____ TASK INPUT
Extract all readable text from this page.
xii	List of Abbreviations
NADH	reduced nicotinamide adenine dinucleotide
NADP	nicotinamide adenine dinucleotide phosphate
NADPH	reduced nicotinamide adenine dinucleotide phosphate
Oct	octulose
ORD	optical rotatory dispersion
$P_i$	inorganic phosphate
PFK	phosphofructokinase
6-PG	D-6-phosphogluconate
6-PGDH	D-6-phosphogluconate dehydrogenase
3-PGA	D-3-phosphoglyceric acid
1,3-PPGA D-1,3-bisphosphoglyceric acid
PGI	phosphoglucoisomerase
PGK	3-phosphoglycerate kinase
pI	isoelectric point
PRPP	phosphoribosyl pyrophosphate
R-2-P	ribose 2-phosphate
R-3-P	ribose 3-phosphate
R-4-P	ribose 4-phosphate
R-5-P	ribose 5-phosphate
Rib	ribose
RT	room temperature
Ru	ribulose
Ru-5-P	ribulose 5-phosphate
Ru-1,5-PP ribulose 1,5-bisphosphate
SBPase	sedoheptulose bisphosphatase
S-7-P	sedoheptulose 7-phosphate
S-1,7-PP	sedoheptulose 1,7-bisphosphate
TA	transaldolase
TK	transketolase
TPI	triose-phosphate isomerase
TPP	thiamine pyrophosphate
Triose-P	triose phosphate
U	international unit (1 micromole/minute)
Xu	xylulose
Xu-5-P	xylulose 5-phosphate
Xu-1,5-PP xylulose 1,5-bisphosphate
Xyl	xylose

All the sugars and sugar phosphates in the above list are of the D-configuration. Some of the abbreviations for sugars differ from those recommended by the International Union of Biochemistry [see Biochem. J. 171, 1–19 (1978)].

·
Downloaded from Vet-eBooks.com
________
YOUR INSTRUCTIONS: Can you reproduce all the material exactly?

CORRECT OUTPUT:
Extract all readable text from this page.
xii	List of Abbreviations
NADH	reduced nicotinamide adenine dinucleotide
NADP	nicotinamide adenine dinucleotide phosphate
NADPH	reduced nicotinamide adenine dinucleotide phosphate
Oct	octulose
ORD	optical rotatory dispersion
$P_i$	inorganic phosphate
PFK	phosphofructokinase
6-PG	D-6-phosphogluconate
6-PGDH	D-6-phosphogluconate dehydrogenase
3-PGA	D-3-phosphoglyceric acid
1,3-PPGA D-1,3-bisphosphoglyceric acid
PGI	phosphoglucoisomerase
PGK	3-phosphoglycerate kinase
pI	isoelectric point
PRPP	phosphoribosyl pyrophosphate
R-2-P	ribose 2-phosphate
R-3-P	ribose 3-phosphate
R-4-P	ribose 4-phosphate
R-5-P	ribose 5-phosphate
Rib	ribose
RT	room temperature
Ru	ribulose
Ru-5-P	ribulose 5-phosphate
Ru-1,5-PP ribulose 1,5-bisphosphate
SBPase	sedoheptulose bisphosphatase
S-7-P	sedoheptulose 7-phosphate
S-1,7-PP	sedoheptulose 1,7-bisphosphate
TA	transaldolase
TK	transketolase
TPI	triose-phosphate isomerase
TPP	thiamine pyrophosphate
Triose-P	triose phosphate
U	international unit (1 micromole/minute)
Xu	xylulose
Xu-5-P	xylulose 5-phosphate
Xu-1,5-PP xylulose 1,5-bisphosphate
Xyl	xylose

All the sugars and sugar phosphates in the above list are of the D-configuration. Some of the abbreviations for sugars differ from those recommended by the International Union of Biochemistry [see Biochem. J. 171, 1–19 (1978)].

·
Downloaded from Vet-eBooks.com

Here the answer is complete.